(Figure data in JSON)

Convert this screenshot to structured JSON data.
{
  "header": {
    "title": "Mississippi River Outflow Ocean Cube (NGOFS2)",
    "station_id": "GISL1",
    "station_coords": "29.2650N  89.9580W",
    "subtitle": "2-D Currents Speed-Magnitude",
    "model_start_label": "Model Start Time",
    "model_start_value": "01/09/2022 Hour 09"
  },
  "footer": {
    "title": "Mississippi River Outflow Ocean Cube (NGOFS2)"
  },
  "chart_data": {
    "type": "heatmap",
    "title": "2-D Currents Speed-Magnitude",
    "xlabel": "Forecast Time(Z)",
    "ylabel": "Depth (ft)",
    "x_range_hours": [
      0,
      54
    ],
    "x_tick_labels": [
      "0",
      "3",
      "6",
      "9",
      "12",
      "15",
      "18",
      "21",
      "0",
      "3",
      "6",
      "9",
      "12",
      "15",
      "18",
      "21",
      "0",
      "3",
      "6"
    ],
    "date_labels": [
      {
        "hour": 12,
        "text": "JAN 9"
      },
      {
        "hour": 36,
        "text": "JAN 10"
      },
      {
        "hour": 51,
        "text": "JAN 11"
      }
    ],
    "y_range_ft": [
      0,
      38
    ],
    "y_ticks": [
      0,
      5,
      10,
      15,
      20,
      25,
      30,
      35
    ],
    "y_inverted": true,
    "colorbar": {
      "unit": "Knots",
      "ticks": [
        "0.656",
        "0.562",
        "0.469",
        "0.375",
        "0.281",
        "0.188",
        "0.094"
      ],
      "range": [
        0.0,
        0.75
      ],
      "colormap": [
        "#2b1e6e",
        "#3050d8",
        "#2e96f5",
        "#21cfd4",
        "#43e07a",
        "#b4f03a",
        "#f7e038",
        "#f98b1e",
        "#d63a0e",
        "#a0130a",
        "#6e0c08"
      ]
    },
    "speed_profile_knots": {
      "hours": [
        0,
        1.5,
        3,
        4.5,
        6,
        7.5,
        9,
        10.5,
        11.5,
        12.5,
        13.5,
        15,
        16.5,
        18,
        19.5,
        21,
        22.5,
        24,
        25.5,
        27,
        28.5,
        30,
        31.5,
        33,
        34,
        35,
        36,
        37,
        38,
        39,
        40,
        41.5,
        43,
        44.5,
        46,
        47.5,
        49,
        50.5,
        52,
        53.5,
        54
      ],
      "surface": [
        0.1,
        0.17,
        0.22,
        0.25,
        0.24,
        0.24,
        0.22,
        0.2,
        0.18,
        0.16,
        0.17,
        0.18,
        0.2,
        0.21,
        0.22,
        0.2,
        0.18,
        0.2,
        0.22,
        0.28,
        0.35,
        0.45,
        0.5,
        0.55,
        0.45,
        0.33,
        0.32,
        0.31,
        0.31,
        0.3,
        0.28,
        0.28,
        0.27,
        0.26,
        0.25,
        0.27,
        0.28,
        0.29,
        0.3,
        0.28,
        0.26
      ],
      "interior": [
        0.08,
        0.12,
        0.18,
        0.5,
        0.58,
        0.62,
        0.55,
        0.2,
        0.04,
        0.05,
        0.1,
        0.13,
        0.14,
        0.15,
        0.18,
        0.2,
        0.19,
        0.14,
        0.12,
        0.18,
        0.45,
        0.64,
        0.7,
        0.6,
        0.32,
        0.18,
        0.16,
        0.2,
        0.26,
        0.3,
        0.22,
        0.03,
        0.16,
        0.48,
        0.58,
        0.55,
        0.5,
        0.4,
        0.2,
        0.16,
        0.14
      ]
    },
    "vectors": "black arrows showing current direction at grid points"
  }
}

- TASK PROMPT: Every entry above should be retyped exactly as shown.

- COMPLETE RESPONSE:
Convert this screenshot to structured JSON data.
{
  "header": {
    "title": "Mississippi River Outflow Ocean Cube (NGOFS2)",
    "station_id": "GISL1",
    "station_coords": "29.2650N  89.9580W",
    "subtitle": "2-D Currents Speed-Magnitude",
    "model_start_label": "Model Start Time",
    "model_start_value": "01/09/2022 Hour 09"
  },
  "footer": {
    "title": "Mississippi River Outflow Ocean Cube (NGOFS2)"
  },
  "chart_data": {
    "type": "heatmap",
    "title": "2-D Currents Speed-Magnitude",
    "xlabel": "Forecast Time(Z)",
    "ylabel": "Depth (ft)",
    "x_range_hours": [
      0,
      54
    ],
    "x_tick_labels": [
      "0",
      "3",
      "6",
      "9",
      "12",
      "15",
      "18",
      "21",
      "0",
      "3",
      "6",
      "9",
      "12",
      "15",
      "18",
      "21",
      "0",
      "3",
      "6"
    ],
    "date_labels": [
      {
        "hour": 12,
        "text": "JAN 9"
      },
      {
        "hour": 36,
        "text": "JAN 10"
      },
      {
        "hour": 51,
        "text": "JAN 11"
      }
    ],
    "y_range_ft": [
      0,
      38
    ],
    "y_ticks": [
      0,
      5,
      10,
      15,
      20,
      25,
      30,
      35
    ],
    "y_inverted": true,
    "colorbar": {
      "unit": "Knots",
      "ticks": [
        "0.656",
        "0.562",
        "0.469",
        "0.375",
        "0.281",
        "0.188",
        "0.094"
      ],
      "range": [
        0.0,
        0.75
      ],
      "colormap": [
        "#2b1e6e",
        "#3050d8",
        "#2e96f5",
        "#21cfd4",
        "#43e07a",
        "#b4f03a",
        "#f7e038",
        "#f98b1e",
        "#d63a0e",
        "#a0130a",
        "#6e0c08"
      ]
    },
    "speed_profile_knots": {
      "hours": [
        0,
        1.5,
        3,
        4.5,
        6,
        7.5,
        9,
        10.5,
        11.5,
        12.5,
        13.5,
        15,
        16.5,
        18,
        19.5,
        21,
        22.5,
        24,
        25.5,
        27,
        28.5,
        30,
        31.5,
        33,
        34,
        35,
        36,
        37,
        38,
        39,
        40,
        41.5,
        43,
        44.5,
        46,
        47.5,
        49,
        50.5,
        52,
        53.5,
        54
      ],
      "surface": [
        0.1,
        0.17,
        0.22,
        0.25,
        0.24,
        0.24,
        0.22,
        0.2,
        0.18,
        0.16,
        0.17,
        0.18,
        0.2,
        0.21,
        0.22,
        0.2,
        0.18,
        0.2,
        0.22,
        0.28,
        0.35,
        0.45,
        0.5,
        0.55,
        0.45,
        0.33,
        0.32,
        0.31,
        0.31,
        0.3,
        0.28,
        0.28,
        0.27,
        0.26,
        0.25,
        0.27,
        0.28,
        0.29,
        0.3,
        0.28,
        0.26
      ],
      "interior": [
        0.08,
        0.12,
        0.18,
        0.5,
        0.58,
        0.62,
        0.55,
        0.2,
        0.04,
        0.05,
        0.1,
        0.13,
        0.14,
        0.15,
        0.18,
        0.2,
        0.19,
        0.14,
        0.12,
        0.18,
        0.45,
        0.64,
        0.7,
        0.6,
        0.32,
        0.18,
        0.16,
        0.2,
        0.26,
        0.3,
        0.22,
        0.03,
        0.16,
        0.48,
        0.58,
        0.55,
        0.5,
        0.4,
        0.2,
        0.16,
        0.14
      ]
    },
    "vectors": "black arrows showing current direction at grid points"
  }
}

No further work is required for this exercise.